Problem: In the passage below about an art print, list every aspect of the painting that the writer says they loved.

Passage to read:
Years ago I bought an art print from a poster fair that would visit my university a couple of times a year.  I was so drawn to this painting, which featured a woman sitting at what looked to be a Parisian cafe, a pensive expression on her face, quill and half-glass of wine on her table.  I loved everything about this piece: the setting, the colours, the subject matter, the painter’s technique.  I didn’t even look up the artist for some time, or explore the historical context of the work (which is strange, considering I was an Art History major).  It spoke to me, and that was enough.

The Cafe, Tsuguharu Foujita (1949)

The Cafe, Tsuguharu Foujita (1949)

I felt an affinity with this woman, and I wanted to be her, but her world and life were so far away from mine.  This painting created a tension within me.  Of admiring, of relating…but also feeling disconnected.  Not having her life.  Not being able to do what she was doing.

That painting remained on my bedroom wall for one or two years, but then I rolled it up and stashed it away somewhere.  I eventually left university life and moved back to my hometown, and I suppose I had other posters to mount.

Supplied information:

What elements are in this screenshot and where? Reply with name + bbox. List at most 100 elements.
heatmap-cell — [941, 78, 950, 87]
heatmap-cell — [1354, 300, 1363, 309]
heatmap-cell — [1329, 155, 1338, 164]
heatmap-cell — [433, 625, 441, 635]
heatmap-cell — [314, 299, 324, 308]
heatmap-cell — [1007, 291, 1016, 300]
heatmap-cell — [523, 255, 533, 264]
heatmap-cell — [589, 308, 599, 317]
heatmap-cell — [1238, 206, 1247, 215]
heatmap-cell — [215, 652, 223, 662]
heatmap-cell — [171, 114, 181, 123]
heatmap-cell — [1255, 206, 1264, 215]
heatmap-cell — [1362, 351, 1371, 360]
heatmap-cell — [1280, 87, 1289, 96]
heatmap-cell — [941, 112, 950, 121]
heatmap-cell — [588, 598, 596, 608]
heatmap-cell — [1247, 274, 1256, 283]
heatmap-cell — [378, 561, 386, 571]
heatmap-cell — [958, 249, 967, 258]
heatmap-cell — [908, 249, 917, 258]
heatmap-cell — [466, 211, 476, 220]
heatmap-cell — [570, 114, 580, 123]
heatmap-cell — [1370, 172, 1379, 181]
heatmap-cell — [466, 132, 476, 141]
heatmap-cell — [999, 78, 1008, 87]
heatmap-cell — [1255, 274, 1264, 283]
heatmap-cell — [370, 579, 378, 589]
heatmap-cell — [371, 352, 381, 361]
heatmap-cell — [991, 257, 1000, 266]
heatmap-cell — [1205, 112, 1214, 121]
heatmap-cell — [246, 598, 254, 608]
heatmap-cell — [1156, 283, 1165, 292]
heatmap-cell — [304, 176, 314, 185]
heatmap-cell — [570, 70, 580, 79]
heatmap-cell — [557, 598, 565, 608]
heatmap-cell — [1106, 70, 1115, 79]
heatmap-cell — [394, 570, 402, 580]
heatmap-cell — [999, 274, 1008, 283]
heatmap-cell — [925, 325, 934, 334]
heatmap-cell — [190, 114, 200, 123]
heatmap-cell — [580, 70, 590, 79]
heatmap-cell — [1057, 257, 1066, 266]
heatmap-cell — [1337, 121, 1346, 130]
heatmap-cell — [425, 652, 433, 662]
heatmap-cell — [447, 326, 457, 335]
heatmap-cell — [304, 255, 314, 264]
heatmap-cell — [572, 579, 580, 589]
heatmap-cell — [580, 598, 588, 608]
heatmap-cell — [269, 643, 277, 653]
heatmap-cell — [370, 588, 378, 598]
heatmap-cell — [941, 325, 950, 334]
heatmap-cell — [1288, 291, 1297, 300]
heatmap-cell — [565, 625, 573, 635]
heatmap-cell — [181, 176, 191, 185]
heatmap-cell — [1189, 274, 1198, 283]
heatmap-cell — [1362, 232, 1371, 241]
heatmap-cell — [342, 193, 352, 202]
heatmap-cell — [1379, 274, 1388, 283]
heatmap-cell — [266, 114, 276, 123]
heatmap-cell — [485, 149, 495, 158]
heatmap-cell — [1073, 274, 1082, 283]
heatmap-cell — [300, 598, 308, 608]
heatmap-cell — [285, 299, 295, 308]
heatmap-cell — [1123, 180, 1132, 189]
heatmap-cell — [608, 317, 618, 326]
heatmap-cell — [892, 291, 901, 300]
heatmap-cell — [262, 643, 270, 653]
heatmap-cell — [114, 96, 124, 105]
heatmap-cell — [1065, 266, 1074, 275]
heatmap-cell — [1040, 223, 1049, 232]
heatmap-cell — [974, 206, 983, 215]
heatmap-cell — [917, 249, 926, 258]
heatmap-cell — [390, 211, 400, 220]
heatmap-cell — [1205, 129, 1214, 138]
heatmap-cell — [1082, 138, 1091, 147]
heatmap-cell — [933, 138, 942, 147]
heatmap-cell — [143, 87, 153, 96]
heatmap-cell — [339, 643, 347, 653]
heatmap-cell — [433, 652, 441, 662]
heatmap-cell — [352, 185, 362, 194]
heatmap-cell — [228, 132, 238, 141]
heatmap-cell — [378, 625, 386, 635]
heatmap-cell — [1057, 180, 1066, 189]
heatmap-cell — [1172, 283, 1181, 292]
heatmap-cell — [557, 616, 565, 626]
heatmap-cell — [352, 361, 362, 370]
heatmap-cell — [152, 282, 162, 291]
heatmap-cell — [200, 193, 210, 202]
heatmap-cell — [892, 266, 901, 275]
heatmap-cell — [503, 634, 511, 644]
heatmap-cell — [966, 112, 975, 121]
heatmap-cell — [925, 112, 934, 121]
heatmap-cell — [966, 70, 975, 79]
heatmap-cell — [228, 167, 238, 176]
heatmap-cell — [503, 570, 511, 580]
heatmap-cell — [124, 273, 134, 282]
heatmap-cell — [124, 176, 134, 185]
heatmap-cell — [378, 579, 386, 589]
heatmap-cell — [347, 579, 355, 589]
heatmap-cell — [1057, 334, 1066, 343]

Exercise result: "the setting", "the colours", "the subject matter", "the painter's technique"